* QUESTIONS POSÉES
A) Recopiez sans rien changer le passage du texte sur l'AGOA qui commence par les mots contenant "La durée des" et se termine par "de ses priorités.".
B) Résumez en deux phrases le texte sur l'AGOA.

---- BLOC DE TEXTE

La durée des dispositions de l’AGOA arrive à terme en septembre. Véritable casse-tête, pour ne pas dire paradoxe, pour Maurice car le niveau de développement atteint par le pays l’exclut automatiquement de la liste des pays devant bénéficier des avantages de l’AGOA. Paradoxe, puisque privé de ces avantages, Maurice pourrait vite tomber de nouveau dans la catégorie des pays bénéficiaires de ces avantages. Question : le retrait de Maurice des pays bénéficiaires de l’AGOA ? Il s’agit d’un des dossiers les plus sensibles auquel Sunil Bholah voudrait apporter une solution. Lors de sa récente visite aux États-Unis, l’AGOA était sur la liste de ses priorités.

--------
---- DONNÉES FOURNIES

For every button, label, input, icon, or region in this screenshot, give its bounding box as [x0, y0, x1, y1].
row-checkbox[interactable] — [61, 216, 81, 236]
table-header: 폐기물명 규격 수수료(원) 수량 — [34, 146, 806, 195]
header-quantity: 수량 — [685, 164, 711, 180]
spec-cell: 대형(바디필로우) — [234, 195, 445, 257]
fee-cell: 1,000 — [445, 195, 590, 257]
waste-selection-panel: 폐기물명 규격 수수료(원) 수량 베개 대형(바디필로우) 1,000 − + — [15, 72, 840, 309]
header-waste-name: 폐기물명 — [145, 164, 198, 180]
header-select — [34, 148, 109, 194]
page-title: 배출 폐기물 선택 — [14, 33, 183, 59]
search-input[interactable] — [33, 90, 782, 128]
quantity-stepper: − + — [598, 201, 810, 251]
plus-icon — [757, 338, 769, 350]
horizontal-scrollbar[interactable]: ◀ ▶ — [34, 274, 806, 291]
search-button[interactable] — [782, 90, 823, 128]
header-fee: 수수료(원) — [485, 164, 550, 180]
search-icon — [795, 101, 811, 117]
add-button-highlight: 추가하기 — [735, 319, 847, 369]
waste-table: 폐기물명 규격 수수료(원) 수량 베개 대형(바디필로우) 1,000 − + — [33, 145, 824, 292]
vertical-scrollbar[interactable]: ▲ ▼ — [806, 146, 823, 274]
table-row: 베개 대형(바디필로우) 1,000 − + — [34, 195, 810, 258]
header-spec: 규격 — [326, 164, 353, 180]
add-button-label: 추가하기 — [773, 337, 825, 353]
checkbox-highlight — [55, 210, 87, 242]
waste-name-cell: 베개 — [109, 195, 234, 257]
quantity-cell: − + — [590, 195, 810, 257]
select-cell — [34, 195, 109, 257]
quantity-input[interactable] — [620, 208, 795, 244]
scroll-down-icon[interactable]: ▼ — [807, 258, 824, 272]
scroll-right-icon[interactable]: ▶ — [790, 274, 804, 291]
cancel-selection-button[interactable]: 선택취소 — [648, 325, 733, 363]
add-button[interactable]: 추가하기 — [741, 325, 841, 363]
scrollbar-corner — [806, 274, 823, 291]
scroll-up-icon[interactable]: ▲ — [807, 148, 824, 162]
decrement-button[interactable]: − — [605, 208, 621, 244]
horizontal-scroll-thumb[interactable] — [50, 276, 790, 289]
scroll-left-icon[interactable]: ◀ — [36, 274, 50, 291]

--------

* RÉPONSES PAR TÂCHE
A)
La durée des dispositions de l’AGOA arrive à terme en septembre. Véritable casse-tête, pour ne pas dire paradoxe, pour Maurice car le niveau de développement atteint par le pays l’exclut automatiquement de la liste des pays devant bénéficier des avantages de l’AGOA. Paradoxe, puisque privé de ces avantages, Maurice pourrait vite tomber de nouveau dans la catégorie des pays bénéficiaires de ces avantages. Question : le retrait de Maurice des pays bénéficiaires de l’AGOA ? Il s’agit d’un des dossiers les plus sensibles auquel Sunil Bholah voudrait apporter une solution. Lors de sa récente visite aux États-Unis, l’AGOA était sur la liste de ses priorités.

B) Les dispositions de l'AGOA prennent fin en septembre, et Maurice, à cause de son niveau de développement, est automatiquement exclue des pays qui doivent en profiter, alors que sans ces avantages elle pourrait vite retomber parmi les pays bénéficiaires. Sunil Bholah veut trouver une solution à ce dossier très sensible, qui faisait partie de ses priorités lors de sa récente visite aux États-Unis.